__Figure collection entries__:
##############################
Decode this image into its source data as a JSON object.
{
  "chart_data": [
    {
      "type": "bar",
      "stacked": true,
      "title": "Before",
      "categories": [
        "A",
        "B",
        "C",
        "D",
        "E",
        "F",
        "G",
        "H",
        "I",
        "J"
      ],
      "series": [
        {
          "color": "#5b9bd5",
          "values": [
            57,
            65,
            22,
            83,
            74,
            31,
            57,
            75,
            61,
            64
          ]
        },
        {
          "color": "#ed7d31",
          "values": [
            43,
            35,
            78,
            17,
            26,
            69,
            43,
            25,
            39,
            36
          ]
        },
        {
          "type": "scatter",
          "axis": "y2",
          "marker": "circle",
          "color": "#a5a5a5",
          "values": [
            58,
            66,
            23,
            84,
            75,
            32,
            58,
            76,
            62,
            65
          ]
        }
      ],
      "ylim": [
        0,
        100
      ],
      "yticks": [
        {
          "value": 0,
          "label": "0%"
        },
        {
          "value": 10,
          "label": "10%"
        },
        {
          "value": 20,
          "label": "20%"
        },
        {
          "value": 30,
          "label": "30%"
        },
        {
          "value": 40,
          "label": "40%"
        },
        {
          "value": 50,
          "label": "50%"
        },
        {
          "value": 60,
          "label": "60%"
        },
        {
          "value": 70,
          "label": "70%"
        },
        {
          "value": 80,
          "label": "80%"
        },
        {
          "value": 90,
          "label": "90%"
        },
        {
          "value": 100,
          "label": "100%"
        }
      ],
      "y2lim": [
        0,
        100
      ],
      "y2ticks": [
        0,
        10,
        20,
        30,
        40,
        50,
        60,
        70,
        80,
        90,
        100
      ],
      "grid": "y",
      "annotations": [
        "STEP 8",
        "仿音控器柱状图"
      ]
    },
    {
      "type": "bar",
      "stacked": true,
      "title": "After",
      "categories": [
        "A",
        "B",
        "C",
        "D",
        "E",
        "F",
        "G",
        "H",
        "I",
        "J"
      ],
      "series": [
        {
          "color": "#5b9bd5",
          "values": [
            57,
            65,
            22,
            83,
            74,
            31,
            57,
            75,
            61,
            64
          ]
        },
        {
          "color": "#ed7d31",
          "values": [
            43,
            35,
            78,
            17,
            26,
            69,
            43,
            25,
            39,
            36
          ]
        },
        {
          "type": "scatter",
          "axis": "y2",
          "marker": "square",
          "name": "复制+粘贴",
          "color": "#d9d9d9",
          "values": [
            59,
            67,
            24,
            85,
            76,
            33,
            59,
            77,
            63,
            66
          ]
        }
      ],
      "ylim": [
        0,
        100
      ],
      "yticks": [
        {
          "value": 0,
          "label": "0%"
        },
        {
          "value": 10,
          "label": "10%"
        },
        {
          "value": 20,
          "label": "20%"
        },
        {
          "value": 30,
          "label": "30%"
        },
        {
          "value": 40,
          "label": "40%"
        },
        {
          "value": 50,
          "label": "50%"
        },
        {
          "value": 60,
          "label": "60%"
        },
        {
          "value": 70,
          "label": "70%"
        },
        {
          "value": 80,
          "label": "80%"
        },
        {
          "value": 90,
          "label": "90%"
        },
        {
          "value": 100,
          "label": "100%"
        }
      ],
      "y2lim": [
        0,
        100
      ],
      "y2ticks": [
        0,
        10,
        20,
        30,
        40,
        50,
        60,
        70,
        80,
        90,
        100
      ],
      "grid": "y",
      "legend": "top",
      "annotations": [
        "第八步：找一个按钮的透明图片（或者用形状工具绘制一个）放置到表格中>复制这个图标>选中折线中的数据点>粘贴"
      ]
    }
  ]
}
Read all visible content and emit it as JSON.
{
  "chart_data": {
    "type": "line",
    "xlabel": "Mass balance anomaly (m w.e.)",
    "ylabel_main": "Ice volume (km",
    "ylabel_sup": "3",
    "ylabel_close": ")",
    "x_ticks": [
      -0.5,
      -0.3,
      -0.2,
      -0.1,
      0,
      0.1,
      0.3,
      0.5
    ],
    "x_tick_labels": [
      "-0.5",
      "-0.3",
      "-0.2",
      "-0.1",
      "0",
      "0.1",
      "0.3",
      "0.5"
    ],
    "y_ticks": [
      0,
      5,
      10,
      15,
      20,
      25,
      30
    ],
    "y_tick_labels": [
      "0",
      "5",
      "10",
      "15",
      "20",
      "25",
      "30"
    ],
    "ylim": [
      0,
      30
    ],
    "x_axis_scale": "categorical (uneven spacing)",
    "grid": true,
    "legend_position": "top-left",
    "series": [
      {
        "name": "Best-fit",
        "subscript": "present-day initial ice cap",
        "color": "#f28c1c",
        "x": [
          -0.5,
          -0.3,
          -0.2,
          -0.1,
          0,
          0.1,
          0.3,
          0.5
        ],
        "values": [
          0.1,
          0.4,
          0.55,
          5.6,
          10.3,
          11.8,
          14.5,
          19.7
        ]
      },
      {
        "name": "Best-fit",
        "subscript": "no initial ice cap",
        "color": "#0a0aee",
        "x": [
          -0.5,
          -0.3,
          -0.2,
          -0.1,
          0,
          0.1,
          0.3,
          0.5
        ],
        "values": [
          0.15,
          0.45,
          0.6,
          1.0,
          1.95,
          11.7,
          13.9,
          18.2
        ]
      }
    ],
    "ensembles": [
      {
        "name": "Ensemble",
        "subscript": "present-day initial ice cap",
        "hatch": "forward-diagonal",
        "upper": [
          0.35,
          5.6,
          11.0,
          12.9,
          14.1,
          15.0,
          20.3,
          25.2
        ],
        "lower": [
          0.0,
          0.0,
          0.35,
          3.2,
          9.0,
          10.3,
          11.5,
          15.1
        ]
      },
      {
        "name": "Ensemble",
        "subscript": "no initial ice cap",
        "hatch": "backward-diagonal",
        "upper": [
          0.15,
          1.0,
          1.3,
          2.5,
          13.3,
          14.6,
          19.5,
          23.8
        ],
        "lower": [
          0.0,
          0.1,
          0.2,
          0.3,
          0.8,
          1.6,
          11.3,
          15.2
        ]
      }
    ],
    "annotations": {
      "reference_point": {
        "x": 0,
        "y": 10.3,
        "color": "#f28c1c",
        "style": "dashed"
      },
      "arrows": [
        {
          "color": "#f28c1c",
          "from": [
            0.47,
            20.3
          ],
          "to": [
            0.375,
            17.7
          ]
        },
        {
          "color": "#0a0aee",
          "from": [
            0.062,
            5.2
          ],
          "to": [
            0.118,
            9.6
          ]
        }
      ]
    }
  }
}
##############################
Go through the material and copy out every line with "diagonal" in it.

__COMPLETED TASK__:
        "hatch": "forward-diagonal",
        "hatch": "backward-diagonal",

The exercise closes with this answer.